◆ **Task prompt**
Copy out the line containing "Enumerate this screenshot's" and each line after it, through the last one in the material, exactly as written.

Stored items
-- Begin --

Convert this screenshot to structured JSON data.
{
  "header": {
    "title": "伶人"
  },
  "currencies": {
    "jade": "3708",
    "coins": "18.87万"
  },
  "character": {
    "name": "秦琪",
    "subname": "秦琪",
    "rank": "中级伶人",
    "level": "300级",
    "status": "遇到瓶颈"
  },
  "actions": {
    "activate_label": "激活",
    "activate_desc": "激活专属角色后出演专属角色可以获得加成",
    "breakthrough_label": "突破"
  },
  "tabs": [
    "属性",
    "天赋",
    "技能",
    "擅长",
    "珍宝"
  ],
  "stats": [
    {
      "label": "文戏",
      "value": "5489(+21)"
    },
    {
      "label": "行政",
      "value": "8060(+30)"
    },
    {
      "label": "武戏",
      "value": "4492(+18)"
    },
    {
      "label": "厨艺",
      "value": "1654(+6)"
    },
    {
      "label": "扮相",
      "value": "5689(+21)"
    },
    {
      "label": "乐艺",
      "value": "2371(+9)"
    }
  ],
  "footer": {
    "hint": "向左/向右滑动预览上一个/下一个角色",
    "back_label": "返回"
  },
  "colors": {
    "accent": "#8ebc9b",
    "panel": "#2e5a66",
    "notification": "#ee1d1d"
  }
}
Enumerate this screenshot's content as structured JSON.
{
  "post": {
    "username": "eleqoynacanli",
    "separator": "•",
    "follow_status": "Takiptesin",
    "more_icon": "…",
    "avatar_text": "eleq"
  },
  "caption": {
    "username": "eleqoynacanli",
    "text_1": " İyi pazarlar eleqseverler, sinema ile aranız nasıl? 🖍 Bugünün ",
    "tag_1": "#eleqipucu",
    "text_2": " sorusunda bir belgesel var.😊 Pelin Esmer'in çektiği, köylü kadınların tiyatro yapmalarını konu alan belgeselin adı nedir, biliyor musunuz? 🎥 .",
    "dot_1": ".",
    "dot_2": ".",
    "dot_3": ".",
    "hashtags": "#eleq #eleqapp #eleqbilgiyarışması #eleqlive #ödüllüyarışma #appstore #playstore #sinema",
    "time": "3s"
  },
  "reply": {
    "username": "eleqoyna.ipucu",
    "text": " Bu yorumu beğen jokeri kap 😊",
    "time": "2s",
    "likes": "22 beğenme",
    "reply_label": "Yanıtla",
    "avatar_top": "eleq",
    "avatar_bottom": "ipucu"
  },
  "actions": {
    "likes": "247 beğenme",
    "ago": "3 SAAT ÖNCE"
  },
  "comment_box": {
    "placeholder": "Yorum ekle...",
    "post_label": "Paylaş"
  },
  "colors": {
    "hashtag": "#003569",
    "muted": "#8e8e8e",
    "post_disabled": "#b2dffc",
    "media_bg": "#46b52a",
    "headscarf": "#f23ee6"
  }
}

-- End --

◆ **Full solution**
Enumerate this screenshot's content as structured JSON.
{
  "post": {
    "username": "eleqoynacanli",
    "separator": "•",
    "follow_status": "Takiptesin",
    "more_icon": "…",
    "avatar_text": "eleq"
  },
  "caption": {
    "username": "eleqoynacanli",
    "text_1": " İyi pazarlar eleqseverler, sinema ile aranız nasıl? 🖍 Bugünün ",
    "tag_1": "#eleqipucu",
    "text_2": " sorusunda bir belgesel var.😊 Pelin Esmer'in çektiği, köylü kadınların tiyatro yapmalarını konu alan belgeselin adı nedir, biliyor musunuz? 🎥 .",
    "dot_1": ".",
    "dot_2": ".",
    "dot_3": ".",
    "hashtags": "#eleq #eleqapp #eleqbilgiyarışması #eleqlive #ödüllüyarışma #appstore #playstore #sinema",
    "time": "3s"
  },
  "reply": {
    "username": "eleqoyna.ipucu",
    "text": " Bu yorumu beğen jokeri kap 😊",
    "time": "2s",
    "likes": "22 beğenme",
    "reply_label": "Yanıtla",
    "avatar_top": "eleq",
    "avatar_bottom": "ipucu"
  },
  "actions": {
    "likes": "247 beğenme",
    "ago": "3 SAAT ÖNCE"
  },
  "comment_box": {
    "placeholder": "Yorum ekle...",
    "post_label": "Paylaş"
  },
  "colors": {
    "hashtag": "#003569",
    "muted": "#8e8e8e",
    "post_disabled": "#b2dffc",
    "media_bg": "#46b52a",
    "headscarf": "#f23ee6"
  }
}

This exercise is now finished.